**Problem description**
Which lines hold the word "Unspent"? Show each of them.

**Record set**

++++++

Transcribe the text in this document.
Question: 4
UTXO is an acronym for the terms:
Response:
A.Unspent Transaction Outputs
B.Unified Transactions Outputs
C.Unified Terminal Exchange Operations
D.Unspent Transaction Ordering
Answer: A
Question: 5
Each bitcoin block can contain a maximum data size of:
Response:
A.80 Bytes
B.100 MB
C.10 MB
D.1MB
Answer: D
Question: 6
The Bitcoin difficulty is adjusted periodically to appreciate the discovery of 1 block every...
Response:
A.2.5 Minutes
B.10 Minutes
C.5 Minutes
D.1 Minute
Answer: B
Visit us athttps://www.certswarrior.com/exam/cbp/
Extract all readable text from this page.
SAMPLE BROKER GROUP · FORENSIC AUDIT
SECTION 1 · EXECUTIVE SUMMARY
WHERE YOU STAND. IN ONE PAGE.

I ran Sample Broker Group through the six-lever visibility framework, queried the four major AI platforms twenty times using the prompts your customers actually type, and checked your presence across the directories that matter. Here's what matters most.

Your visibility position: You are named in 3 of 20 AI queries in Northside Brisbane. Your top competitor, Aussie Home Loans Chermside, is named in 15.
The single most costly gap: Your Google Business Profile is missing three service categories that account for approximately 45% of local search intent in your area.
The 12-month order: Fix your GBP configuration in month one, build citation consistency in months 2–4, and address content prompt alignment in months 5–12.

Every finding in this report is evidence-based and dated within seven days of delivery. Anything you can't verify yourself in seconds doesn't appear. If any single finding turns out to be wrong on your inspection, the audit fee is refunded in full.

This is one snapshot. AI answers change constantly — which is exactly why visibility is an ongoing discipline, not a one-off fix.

++++++

**Solution for this exercise**
A.Unspent Transaction Outputs
D.Unspent Transaction Ordering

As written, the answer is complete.